> _Exercise brief_:
What lines of the data hold the string "Misalnya"? Pull each one out.

> _Given information_:
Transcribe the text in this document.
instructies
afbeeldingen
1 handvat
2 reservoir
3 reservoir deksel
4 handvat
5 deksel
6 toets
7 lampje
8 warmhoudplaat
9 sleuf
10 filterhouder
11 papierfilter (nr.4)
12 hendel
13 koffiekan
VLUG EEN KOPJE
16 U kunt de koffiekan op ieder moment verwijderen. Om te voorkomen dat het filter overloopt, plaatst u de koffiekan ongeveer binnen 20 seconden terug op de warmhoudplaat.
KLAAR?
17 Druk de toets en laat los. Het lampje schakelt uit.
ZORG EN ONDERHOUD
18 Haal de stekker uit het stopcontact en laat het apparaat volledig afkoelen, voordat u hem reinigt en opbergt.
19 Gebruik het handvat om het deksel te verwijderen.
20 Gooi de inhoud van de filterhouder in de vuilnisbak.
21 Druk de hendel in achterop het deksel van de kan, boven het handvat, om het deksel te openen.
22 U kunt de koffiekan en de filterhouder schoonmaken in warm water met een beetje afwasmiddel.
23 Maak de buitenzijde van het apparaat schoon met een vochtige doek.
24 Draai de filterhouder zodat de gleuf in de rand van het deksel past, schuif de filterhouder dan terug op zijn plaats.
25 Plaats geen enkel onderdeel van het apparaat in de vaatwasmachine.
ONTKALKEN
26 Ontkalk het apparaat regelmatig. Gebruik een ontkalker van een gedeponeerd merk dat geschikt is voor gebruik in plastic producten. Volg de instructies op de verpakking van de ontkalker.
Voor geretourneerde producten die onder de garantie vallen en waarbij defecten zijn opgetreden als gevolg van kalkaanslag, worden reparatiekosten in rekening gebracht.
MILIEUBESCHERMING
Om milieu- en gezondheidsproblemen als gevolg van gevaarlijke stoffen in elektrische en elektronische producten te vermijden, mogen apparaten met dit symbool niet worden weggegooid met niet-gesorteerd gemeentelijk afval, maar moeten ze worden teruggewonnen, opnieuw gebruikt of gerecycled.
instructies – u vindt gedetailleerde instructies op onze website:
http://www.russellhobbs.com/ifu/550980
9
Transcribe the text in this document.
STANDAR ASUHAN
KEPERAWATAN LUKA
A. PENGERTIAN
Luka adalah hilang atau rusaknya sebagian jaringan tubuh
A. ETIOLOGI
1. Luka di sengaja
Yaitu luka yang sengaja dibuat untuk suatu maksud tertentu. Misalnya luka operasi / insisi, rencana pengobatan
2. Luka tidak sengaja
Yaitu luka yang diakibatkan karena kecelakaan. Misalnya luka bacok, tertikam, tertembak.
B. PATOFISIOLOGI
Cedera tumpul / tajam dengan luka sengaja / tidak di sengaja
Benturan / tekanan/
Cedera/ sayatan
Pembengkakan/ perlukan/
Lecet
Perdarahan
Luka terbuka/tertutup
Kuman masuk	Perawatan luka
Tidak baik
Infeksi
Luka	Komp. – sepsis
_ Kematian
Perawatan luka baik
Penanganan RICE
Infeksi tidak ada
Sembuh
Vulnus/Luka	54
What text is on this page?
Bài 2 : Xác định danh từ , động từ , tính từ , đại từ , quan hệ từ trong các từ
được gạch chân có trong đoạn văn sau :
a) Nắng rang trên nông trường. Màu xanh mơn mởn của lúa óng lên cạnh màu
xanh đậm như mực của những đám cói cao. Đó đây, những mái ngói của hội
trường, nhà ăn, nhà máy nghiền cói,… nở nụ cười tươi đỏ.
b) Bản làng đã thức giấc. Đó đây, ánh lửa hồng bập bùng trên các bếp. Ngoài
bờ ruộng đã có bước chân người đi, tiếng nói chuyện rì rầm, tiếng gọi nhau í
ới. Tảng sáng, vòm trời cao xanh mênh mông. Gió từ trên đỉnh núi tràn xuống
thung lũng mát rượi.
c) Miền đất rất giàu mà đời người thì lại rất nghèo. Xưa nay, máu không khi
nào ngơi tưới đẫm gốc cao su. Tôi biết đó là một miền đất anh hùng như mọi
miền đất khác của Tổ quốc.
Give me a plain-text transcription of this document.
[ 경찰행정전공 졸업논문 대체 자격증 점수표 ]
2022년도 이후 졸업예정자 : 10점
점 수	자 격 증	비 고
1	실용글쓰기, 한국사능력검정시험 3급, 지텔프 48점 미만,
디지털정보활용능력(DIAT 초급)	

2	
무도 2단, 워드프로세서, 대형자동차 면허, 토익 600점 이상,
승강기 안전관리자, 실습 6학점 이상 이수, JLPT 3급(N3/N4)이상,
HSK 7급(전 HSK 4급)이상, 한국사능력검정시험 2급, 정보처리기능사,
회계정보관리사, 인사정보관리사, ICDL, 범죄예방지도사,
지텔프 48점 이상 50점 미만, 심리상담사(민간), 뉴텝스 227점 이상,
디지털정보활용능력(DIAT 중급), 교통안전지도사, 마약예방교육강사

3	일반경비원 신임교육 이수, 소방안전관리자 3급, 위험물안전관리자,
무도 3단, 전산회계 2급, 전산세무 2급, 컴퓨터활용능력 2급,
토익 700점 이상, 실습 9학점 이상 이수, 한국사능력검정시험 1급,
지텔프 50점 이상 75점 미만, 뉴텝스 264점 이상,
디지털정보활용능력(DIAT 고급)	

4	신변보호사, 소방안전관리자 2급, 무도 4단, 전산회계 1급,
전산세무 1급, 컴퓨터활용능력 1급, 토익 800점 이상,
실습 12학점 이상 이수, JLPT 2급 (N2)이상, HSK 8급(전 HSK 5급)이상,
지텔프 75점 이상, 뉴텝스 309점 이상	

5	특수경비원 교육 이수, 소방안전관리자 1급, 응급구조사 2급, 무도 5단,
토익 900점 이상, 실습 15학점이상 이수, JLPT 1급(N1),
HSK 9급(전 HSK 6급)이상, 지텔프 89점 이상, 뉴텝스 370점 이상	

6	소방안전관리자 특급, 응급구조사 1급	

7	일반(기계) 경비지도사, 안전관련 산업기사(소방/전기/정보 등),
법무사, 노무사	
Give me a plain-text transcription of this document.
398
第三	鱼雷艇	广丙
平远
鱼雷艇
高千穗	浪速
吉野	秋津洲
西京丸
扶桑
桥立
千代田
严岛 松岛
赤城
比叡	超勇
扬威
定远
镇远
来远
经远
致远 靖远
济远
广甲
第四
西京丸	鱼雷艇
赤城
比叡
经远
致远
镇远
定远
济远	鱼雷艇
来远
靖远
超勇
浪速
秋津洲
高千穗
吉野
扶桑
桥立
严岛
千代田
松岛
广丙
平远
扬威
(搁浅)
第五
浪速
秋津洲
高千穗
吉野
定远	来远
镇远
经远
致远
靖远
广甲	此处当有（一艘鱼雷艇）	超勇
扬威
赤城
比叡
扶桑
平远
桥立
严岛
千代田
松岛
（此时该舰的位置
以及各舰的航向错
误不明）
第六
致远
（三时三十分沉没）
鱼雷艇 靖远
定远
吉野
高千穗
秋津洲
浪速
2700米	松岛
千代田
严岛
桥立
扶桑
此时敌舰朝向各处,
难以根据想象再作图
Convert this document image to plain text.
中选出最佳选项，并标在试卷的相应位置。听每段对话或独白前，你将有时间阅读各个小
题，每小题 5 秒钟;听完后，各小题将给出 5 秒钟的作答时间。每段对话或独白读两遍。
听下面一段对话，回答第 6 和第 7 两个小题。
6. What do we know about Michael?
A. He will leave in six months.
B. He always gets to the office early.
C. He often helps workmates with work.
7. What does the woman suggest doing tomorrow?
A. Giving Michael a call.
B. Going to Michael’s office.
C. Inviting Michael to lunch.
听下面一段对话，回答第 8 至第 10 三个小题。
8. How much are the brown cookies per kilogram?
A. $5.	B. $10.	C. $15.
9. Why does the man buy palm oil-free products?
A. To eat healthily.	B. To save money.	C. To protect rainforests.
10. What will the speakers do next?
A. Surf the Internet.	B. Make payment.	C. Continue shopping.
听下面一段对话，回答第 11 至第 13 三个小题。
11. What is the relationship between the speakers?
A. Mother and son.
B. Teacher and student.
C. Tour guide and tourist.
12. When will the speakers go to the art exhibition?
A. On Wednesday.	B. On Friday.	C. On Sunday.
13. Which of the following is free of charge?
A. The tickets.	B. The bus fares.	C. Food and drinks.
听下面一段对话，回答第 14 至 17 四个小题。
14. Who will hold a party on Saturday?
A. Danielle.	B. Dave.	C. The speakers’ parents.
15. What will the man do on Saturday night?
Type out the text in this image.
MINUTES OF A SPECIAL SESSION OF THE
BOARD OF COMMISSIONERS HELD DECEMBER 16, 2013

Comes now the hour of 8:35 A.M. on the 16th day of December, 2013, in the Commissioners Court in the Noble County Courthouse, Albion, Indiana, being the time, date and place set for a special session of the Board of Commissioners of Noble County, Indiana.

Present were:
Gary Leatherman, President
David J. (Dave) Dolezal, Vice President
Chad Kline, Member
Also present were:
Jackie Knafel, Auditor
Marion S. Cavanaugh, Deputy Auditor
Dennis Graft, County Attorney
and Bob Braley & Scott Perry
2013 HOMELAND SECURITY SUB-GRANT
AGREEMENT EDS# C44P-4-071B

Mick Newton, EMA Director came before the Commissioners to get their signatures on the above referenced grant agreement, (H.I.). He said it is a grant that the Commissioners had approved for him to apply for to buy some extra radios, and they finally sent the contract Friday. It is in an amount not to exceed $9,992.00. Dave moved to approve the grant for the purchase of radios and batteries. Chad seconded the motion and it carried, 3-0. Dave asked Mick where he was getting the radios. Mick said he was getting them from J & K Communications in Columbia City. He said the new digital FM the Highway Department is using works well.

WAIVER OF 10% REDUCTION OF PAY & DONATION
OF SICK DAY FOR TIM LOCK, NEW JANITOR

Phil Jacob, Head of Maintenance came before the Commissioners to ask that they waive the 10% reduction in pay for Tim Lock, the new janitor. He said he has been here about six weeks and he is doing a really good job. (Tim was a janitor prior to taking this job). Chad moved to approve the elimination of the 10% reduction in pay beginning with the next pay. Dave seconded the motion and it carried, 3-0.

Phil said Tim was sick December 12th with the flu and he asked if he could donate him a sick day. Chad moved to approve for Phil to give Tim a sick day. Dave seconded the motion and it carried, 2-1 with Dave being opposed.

> _Written answer_:
Yaitu luka yang sengaja dibuat untuk suatu maksud tertentu. Misalnya luka operasi / insisi, rencana pengobatan
Yaitu luka yang diakibatkan karena kecelakaan. Misalnya luka bacok, tertikam, tertembak.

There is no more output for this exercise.